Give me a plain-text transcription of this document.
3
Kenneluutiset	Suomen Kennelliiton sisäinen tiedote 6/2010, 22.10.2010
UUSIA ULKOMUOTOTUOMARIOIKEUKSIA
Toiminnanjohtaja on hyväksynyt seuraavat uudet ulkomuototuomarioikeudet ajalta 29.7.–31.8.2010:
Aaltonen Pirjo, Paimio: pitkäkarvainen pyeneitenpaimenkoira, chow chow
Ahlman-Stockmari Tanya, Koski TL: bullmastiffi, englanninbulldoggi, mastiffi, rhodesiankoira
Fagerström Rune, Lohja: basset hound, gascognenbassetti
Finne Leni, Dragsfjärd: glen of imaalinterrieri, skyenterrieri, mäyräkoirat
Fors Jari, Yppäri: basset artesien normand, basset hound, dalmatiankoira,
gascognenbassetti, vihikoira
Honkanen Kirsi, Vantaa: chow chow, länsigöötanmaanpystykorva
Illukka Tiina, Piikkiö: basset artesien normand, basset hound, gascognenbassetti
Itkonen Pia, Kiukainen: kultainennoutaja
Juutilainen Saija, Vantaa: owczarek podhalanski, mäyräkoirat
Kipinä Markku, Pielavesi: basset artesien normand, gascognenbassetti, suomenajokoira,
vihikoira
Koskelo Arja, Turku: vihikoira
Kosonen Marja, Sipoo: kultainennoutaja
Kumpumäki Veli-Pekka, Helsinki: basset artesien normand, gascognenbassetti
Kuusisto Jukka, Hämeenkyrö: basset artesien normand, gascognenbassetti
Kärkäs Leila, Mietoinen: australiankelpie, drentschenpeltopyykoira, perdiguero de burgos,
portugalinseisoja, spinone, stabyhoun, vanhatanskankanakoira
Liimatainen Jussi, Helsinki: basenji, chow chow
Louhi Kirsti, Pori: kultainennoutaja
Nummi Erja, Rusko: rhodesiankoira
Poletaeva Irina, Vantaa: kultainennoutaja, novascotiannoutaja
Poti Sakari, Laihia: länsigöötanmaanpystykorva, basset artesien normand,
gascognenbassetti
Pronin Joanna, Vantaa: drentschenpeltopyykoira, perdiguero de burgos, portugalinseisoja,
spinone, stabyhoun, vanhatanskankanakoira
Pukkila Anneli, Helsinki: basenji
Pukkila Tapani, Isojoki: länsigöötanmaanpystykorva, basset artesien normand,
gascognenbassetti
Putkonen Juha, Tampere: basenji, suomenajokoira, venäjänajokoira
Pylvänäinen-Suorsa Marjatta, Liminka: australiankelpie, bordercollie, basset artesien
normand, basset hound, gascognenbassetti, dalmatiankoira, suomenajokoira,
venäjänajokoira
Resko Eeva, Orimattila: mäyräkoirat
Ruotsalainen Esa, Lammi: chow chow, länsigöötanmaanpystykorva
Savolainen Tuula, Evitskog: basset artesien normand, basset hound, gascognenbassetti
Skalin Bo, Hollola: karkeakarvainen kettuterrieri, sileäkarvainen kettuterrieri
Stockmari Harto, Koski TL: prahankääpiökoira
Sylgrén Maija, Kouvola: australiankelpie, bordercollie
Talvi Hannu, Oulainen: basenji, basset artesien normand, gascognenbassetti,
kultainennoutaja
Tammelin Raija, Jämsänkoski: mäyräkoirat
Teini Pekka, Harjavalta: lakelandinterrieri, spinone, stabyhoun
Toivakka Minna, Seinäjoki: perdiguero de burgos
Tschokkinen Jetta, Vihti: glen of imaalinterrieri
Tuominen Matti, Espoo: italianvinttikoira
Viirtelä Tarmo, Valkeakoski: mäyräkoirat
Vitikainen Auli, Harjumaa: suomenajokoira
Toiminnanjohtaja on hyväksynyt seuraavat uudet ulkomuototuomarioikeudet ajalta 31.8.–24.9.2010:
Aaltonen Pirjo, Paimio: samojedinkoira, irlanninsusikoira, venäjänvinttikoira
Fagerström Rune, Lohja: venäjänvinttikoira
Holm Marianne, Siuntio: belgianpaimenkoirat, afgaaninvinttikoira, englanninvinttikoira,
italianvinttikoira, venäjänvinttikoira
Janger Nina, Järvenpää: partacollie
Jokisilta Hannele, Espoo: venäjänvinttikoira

_____

__WORK TO BE COMPLETED__.
From the data above, copy each line that holds "dalmatiankoira".

__ANSWER__.
Fors Jari, Yppäri: basset artesien normand, basset hound, dalmatiankoira,
normand, basset hound, gascognenbassetti, dalmatiankoira, suomenajokoira,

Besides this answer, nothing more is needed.